- _AIM OF THE EXERCISE_
Continue the ETL orchestrator notebook from the point where it stops.

- _SOURCE TEXT_

<h3>Amendments Log</h3>
<table style="width:100%">
  <thead>
    <tr>
      <th style="text-align:left">Version</th>
      <th style="text-align:left">Amended By</th>
      <th style="text-align:left">Date</th>
      <th style="text-align:left">Description</th>
    </tr>
  </thead>
  <tbody>
    <tr>
      <td>1.0</td>
      <td>Gary Manley</td>
      <td>2025-11-30</td>
      <td>Initial Version</td>
    </tr>
  </tbody>
</table>

# Orchestrator

**Objective:** Master controller for the ETL pipeline.

**Function:** 
1. Connects to MotherDuck `pipeline_control` table.
2. Reads the active steps and execution order.
3. Uses `papermill` to execute the child notebooks (`ingest`, `process`) in sequence.

In [None]:
# 1. SETUP & IMPORTS
import duckdb
import pandas as pd
import papermill as pm
import os
import sys
import time
from datetime import datetime
from dotenv import load_dotenv

# Using forward slashes for path safety on Windows/Linux compatibility
vLocalEnvPath = r"C:/Users/garym/Documents/GitHub/MovieReleases/.env"

if os.path.exists(vLocalEnvPath):
    # Local Mode: Load from specific file
    load_dotenv(dotenv_path=vLocalEnvPath)
    print(f"Loaded local environment from {vLocalEnvPath}")
else:
    # CI/CD Mode (GitHub Actions): Secrets are already in environment vars
    # We SKIP load_dotenv() to avoid AssertionError when running via pipe (| python)
    print("Local .env not found. Assuming CI/CD environment (Secrets already loaded).")

vMdToken = os.getenv("MOTHERDUCK_TOKEN")
if not vMdToken: raise RuntimeError("MOTHERDUCK_TOKEN missing")

print(f"--- STARTING PIPELINE AT {datetime.now()} ---")

In [None]:
# PARAMETERS / CONSTANTS
cNotebookName = "orchestrate_pipeline.ipynb"

## 2. Fetch Schedule

In [None]:
try:
    print("Connecting to MotherDuck to fetch schedule...")
    vCon = duckdb.connect(f"md:?motherduck_token={vMdToken}")
    
    # Read the control table
    # Ensure the table exists first to avoid crashes on fresh runs
    try:
        vSql = """
            SELECT step_id, notebook_path, description 
            FROM MovieReleases.main.pipeline_control 
            WHERE is_active = TRUE 
            ORDER BY step_id ASC
        """
        dfSchedule = vCon.sql(vSql).df()
    except Exception as e:
        print("Pipeline Control table not found. Please run setup SQL.")
        dfSchedule = pd.DataFrame()

    vCon.close()

- _RECORD SET_
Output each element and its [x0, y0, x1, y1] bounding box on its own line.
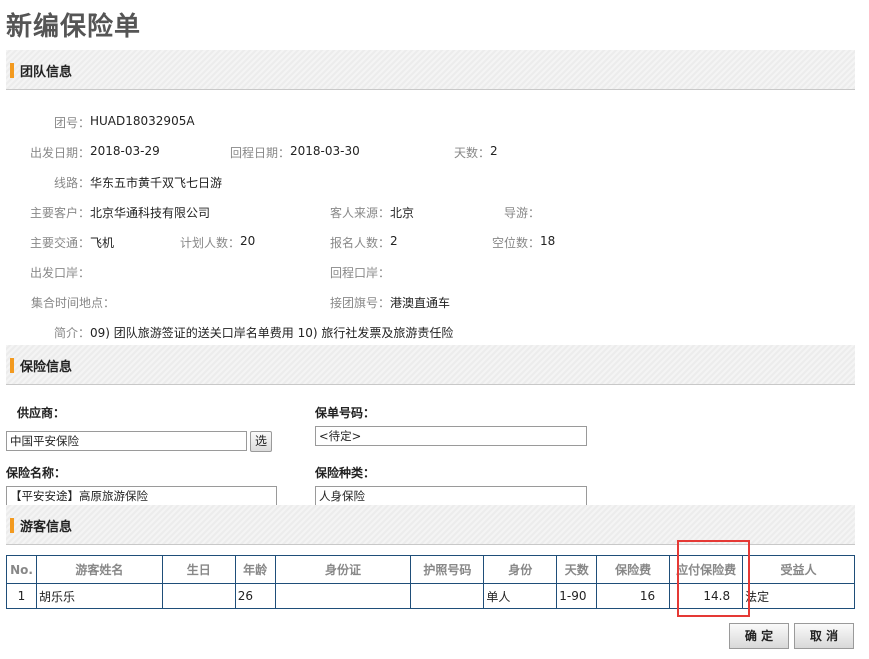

...

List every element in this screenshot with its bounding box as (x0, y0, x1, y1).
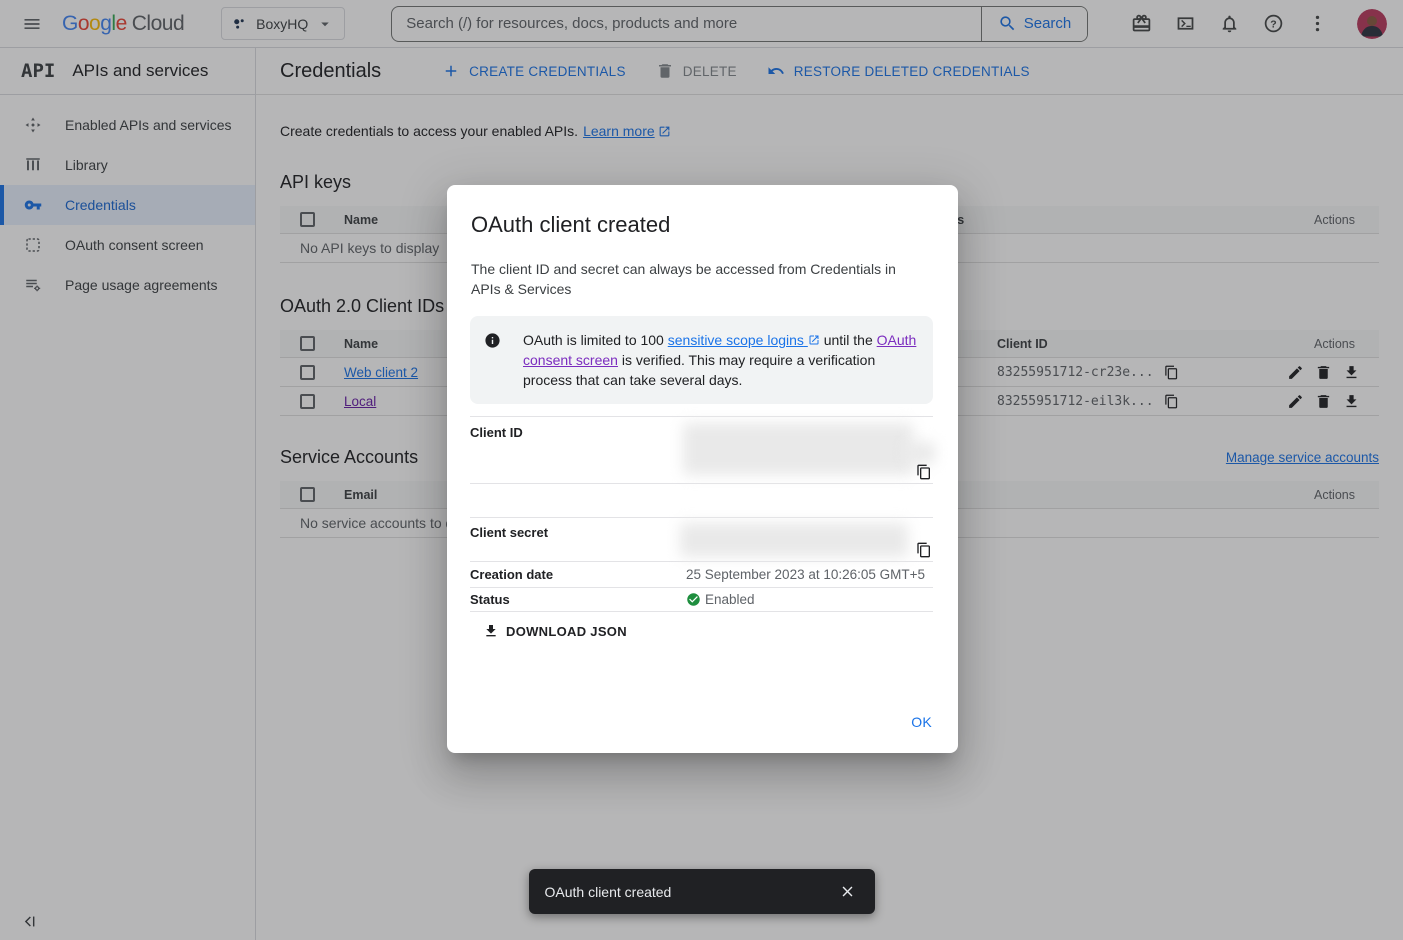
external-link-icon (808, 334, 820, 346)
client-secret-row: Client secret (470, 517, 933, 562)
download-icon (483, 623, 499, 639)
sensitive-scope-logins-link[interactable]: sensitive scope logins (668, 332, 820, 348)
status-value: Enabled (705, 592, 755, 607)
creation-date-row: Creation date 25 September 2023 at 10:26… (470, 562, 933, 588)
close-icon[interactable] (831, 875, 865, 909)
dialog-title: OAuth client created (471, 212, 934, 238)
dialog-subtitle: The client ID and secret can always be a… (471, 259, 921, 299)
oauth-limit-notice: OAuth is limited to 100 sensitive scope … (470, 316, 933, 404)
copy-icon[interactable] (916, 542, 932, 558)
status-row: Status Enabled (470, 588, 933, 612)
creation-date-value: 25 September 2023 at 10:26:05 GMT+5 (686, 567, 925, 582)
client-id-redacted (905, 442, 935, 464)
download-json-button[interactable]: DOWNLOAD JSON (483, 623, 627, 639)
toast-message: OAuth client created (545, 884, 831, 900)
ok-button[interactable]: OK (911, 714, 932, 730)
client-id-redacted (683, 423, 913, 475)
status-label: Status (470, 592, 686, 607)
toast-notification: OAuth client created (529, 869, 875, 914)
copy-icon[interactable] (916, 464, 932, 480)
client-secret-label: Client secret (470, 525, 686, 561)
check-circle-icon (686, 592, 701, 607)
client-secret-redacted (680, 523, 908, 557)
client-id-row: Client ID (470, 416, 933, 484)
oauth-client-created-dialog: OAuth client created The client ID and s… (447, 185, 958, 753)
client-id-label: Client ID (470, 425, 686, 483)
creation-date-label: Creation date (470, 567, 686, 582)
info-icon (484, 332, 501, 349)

- _THE OUTPUT_
    if dfSchedule.empty:
        print("No active steps found. Exiting.")
    else:
        print(f"Found {len(dfSchedule)} steps to execute.")

except Exception as e:
    raise RuntimeError(f"Failed to fetch pipeline schedule: {e}")

## 3. Execute Pipeline Loop

In [None]:
vHasErrors = False

if not dfSchedule.empty:
    for vIndex, vRow in dfSchedule.iterrows():
        vStepId = vRow['step_id']
        vNotebook = vRow['notebook_path']
        vDesc = vRow['description']
        
        print(f"\n>>> EXECUTION STEP {vStepId}: {vNotebook}")
        print(f"    Description: {vDesc}")
        
        # Define output path for logs
        vLogDir = "logs"
        os.makedirs(vLogDir, exist_ok=True)
        vOutputNotebook = os.path.join(vLogDir, f"out_{vNotebook}")
        
        try:
            vStart = time.time()
            
            # PAPERMILL: Runs the notebook
            pm.execute_notebook(
                input_path=vNotebook,
                output_path=vOutputNotebook,
                parameters=dict(vResetTable=False),
                kernel_name='python3',
                progress_bar=False, 
                stdout_file=sys.stdout
            )
            
            vEnd = time.time()
            print(f"    [SUCCESS] Step {vStepId} completed in {round(vEnd - vStart, 2)}s")
            
        except Exception as e:
            print(f"    [FAILURE] Step {vStepId} failed: {e}")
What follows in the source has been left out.